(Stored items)
==================================================
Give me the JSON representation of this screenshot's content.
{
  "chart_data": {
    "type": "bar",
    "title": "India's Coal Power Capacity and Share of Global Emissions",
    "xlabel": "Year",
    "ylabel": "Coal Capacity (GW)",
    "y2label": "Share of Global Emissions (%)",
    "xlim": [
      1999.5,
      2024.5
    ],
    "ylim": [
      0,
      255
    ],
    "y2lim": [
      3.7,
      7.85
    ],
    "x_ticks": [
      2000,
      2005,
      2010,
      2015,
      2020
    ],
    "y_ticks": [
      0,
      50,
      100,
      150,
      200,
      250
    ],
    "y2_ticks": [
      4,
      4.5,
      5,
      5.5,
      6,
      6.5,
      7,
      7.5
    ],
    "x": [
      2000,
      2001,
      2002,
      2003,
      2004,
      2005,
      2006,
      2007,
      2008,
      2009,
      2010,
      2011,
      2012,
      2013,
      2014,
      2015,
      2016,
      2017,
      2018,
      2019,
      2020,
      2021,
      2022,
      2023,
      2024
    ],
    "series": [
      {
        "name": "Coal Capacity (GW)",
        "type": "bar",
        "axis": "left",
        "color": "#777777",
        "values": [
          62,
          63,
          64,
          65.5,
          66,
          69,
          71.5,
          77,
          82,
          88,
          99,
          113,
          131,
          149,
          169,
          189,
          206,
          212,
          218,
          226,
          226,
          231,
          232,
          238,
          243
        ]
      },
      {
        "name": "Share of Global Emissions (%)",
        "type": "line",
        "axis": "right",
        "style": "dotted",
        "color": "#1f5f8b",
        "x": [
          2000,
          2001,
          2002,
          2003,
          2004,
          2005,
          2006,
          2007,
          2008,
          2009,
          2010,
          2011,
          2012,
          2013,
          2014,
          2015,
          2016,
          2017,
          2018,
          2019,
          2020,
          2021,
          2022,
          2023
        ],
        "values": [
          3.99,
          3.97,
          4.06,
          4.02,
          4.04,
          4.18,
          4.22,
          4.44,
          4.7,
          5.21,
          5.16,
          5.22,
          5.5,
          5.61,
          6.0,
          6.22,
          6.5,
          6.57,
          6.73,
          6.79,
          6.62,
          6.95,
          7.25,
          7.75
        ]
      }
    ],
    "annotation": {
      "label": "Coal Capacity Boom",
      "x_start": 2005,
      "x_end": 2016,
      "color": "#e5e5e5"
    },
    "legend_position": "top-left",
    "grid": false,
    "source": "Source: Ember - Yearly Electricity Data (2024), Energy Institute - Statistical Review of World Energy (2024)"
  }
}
==================================================
◆ Brief
Would you write down every record again, exactly?

◆ Answer for this exercise
Give me the JSON representation of this screenshot's content.
{
  "chart_data": {
    "type": "bar",
    "title": "India's Coal Power Capacity and Share of Global Emissions",
    "xlabel": "Year",
    "ylabel": "Coal Capacity (GW)",
    "y2label": "Share of Global Emissions (%)",
    "xlim": [
      1999.5,
      2024.5
    ],
    "ylim": [
      0,
      255
    ],
    "y2lim": [
      3.7,
      7.85
    ],
    "x_ticks": [
      2000,
      2005,
      2010,
      2015,
      2020
    ],
    "y_ticks": [
      0,
      50,
      100,
      150,
      200,
      250
    ],
    "y2_ticks": [
      4,
      4.5,
      5,
      5.5,
      6,
      6.5,
      7,
      7.5
    ],
    "x": [
      2000,
      2001,
      2002,
      2003,
      2004,
      2005,
      2006,
      2007,
      2008,
      2009,
      2010,
      2011,
      2012,
      2013,
      2014,
      2015,
      2016,
      2017,
      2018,
      2019,
      2020,
      2021,
      2022,
      2023,
      2024
    ],
    "series": [
      {
        "name": "Coal Capacity (GW)",
        "type": "bar",
        "axis": "left",
        "color": "#777777",
        "values": [
          62,
          63,
          64,
          65.5,
          66,
          69,
          71.5,
          77,
          82,
          88,
          99,
          113,
          131,
          149,
          169,
          189,
          206,
          212,
          218,
          226,
          226,
          231,
          232,
          238,
          243
        ]
      },
      {
        "name": "Share of Global Emissions (%)",
        "type": "line",
        "axis": "right",
        "style": "dotted",
        "color": "#1f5f8b",
        "x": [
          2000,
          2001,
          2002,
          2003,
          2004,
          2005,
          2006,
          2007,
          2008,
          2009,
          2010,
          2011,
          2012,
          2013,
          2014,
          2015,
          2016,
          2017,
          2018,
          2019,
          2020,
          2021,
          2022,
          2023
        ],
        "values": [
          3.99,
          3.97,
          4.06,
          4.02,
          4.04,
          4.18,
          4.22,
          4.44,
          4.7,
          5.21,
          5.16,
          5.22,
          5.5,
          5.61,
          6.0,
          6.22,
          6.5,
          6.57,
          6.73,
          6.79,
          6.62,
          6.95,
          7.25,
          7.75
        ]
      }
    ],
    "annotation": {
      "label": "Coal Capacity Boom",
      "x_start": 2005,
      "x_end": 2016,
      "color": "#e5e5e5"
    },
    "legend_position": "top-left",
    "grid": false,
    "source": "Source: Ember - Yearly Electricity Data (2024), Energy Institute - Statistical Review of World Energy (2024)"
  }
}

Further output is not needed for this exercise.